■ **Objective**
Restate the data below word for word. Skip any images it contains.
# START OF The input
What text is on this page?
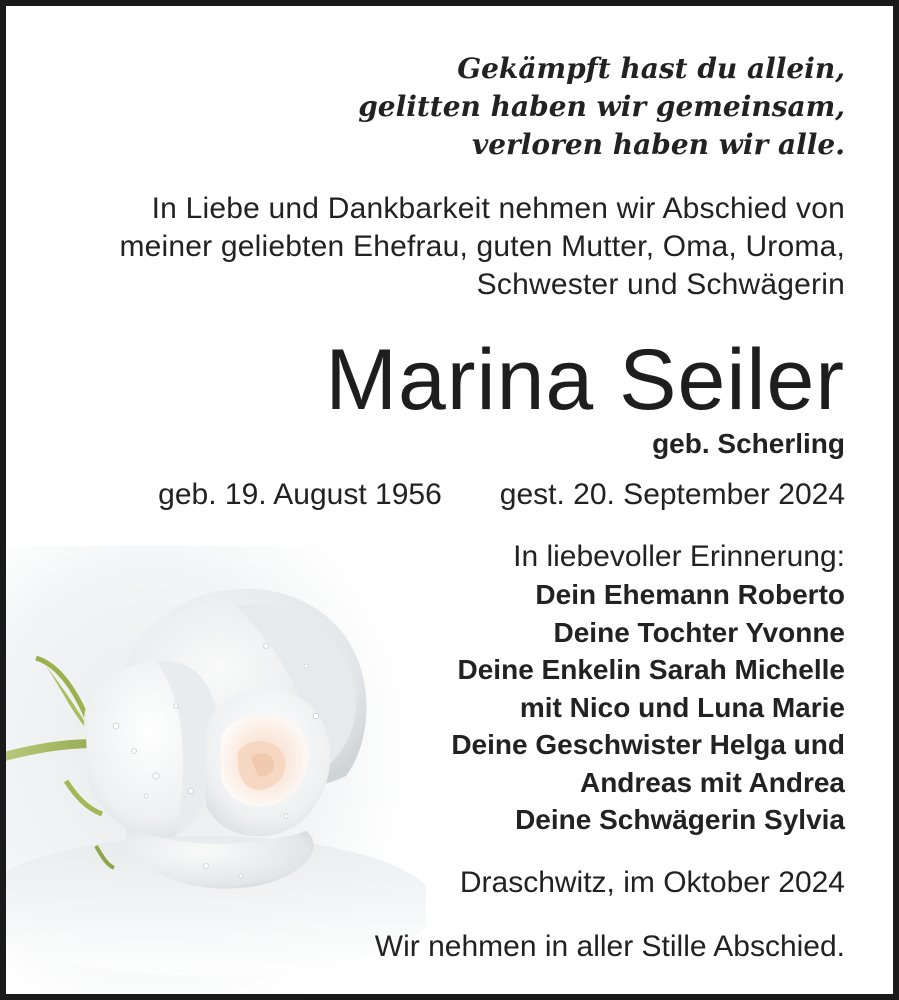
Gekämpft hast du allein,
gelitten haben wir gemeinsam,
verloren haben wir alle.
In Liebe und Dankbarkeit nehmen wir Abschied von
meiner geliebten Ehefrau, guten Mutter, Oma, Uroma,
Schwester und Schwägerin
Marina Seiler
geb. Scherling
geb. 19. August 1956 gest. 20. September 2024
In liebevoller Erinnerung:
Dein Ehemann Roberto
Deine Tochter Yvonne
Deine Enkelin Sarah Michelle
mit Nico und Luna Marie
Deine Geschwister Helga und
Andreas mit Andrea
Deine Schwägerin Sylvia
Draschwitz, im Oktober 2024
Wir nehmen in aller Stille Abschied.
# END OF The input
■ **The response**
What text is on this page?
Gekämpft hast du allein,
gelitten haben wir gemeinsam,
verloren haben wir alle.
In Liebe und Dankbarkeit nehmen wir Abschied von
meiner geliebten Ehefrau, guten Mutter, Oma, Uroma,
Schwester und Schwägerin
Marina Seiler
geb. Scherling
geb. 19. August 1956 gest. 20. September 2024
In liebevoller Erinnerung:
Dein Ehemann Roberto
Deine Tochter Yvonne
Deine Enkelin Sarah Michelle
mit Nico und Luna Marie
Deine Geschwister Helga und
Andreas mit Andrea
Deine Schwägerin Sylvia
Draschwitz, im Oktober 2024
Wir nehmen in aller Stille Abschied.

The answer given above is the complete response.